= To do =
Produce an exact transcription of the listing below, omitting the pictures.

= Stored entries =

——

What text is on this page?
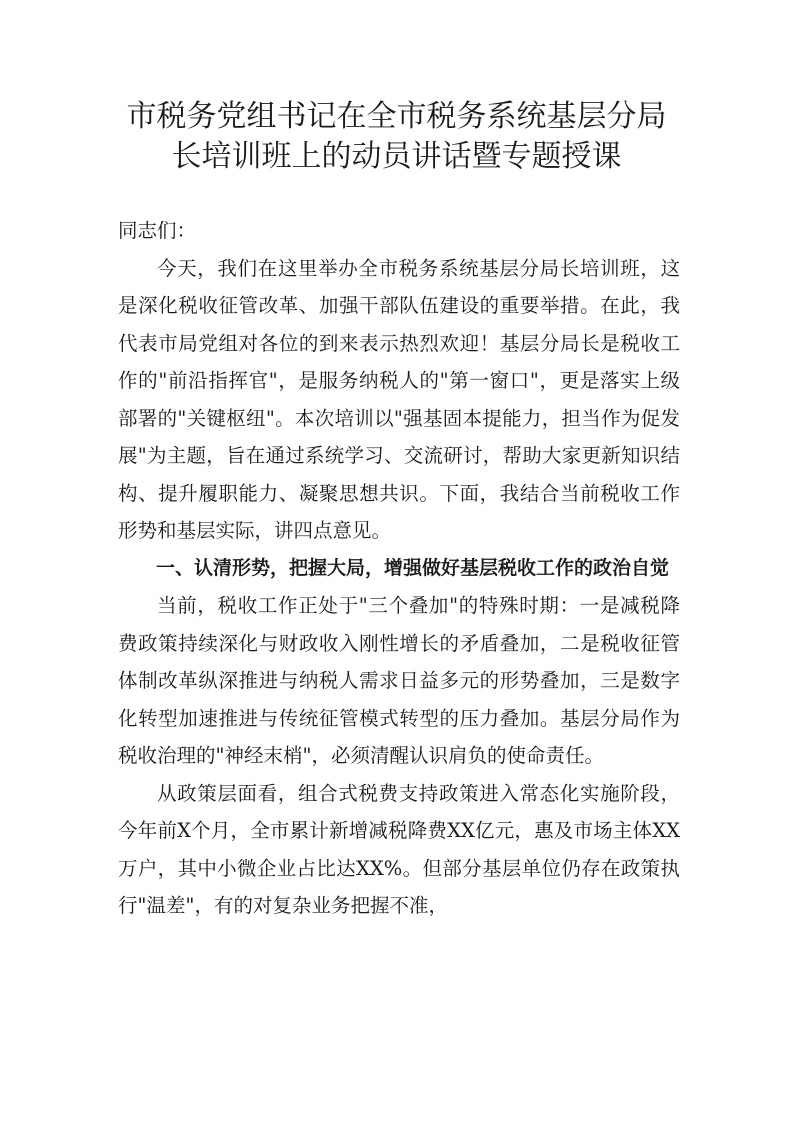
市税务党组书记在全市税务系统基层分局
长培训班上的动员讲话暨专题授课

同志们：

今天，我们在这里举办全市税务系统基层分局长培训班，这是深化税收征管改革、加强干部队伍建设的重要举措。在此，我代表市局党组对各位的到来表示热烈欢迎！基层分局长是税收工作的"前沿指挥官"，是服务纳税人的"第一窗口"，更是落实上级部署的"关键枢纽"。本次培训以"强基固本提能力，担当作为促发展"为主题，旨在通过系统学习、交流研讨，帮助大家更新知识结构、提升履职能力、凝聚思想共识。下面，我结合当前税收工作形势和基层实际，讲四点意见。

一、认清形势，把握大局，增强做好基层税收工作的政治自觉

当前，税收工作正处于"三个叠加"的特殊时期：一是减税降费政策持续深化与财政收入刚性增长的矛盾叠加，二是税收征管体制改革纵深推进与纳税人需求日益多元的形势叠加，三是数字化转型加速推进与传统征管模式转型的压力叠加。基层分局作为税收治理的"神经末梢"，必须清醒认识肩负的使命责任。

从政策层面看，组合式税费支持政策进入常态化实施阶段，今年前X个月，全市累计新增减税降费XX亿元，惠及市场主体XX万户，其中小微企业占比达XX%。但部分基层单位仍存在政策执行"温差"，有的对复杂业务把握不准，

——

= Result for this task =
What text is on this page?
市税务党组书记在全市税务系统基层分局
长培训班上的动员讲话暨专题授课

同志们：

今天，我们在这里举办全市税务系统基层分局长培训班，这是深化税收征管改革、加强干部队伍建设的重要举措。在此，我代表市局党组对各位的到来表示热烈欢迎！基层分局长是税收工作的"前沿指挥官"，是服务纳税人的"第一窗口"，更是落实上级部署的"关键枢纽"。本次培训以"强基固本提能力，担当作为促发展"为主题，旨在通过系统学习、交流研讨，帮助大家更新知识结构、提升履职能力、凝聚思想共识。下面，我结合当前税收工作形势和基层实际，讲四点意见。

一、认清形势，把握大局，增强做好基层税收工作的政治自觉

当前，税收工作正处于"三个叠加"的特殊时期：一是减税降费政策持续深化与财政收入刚性增长的矛盾叠加，二是税收征管体制改革纵深推进与纳税人需求日益多元的形势叠加，三是数字化转型加速推进与传统征管模式转型的压力叠加。基层分局作为税收治理的"神经末梢"，必须清醒认识肩负的使命责任。

从政策层面看，组合式税费支持政策进入常态化实施阶段，今年前X个月，全市累计新增减税降费XX亿元，惠及市场主体XX万户，其中小微企业占比达XX%。但部分基层单位仍存在政策执行"温差"，有的对复杂业务把握不准，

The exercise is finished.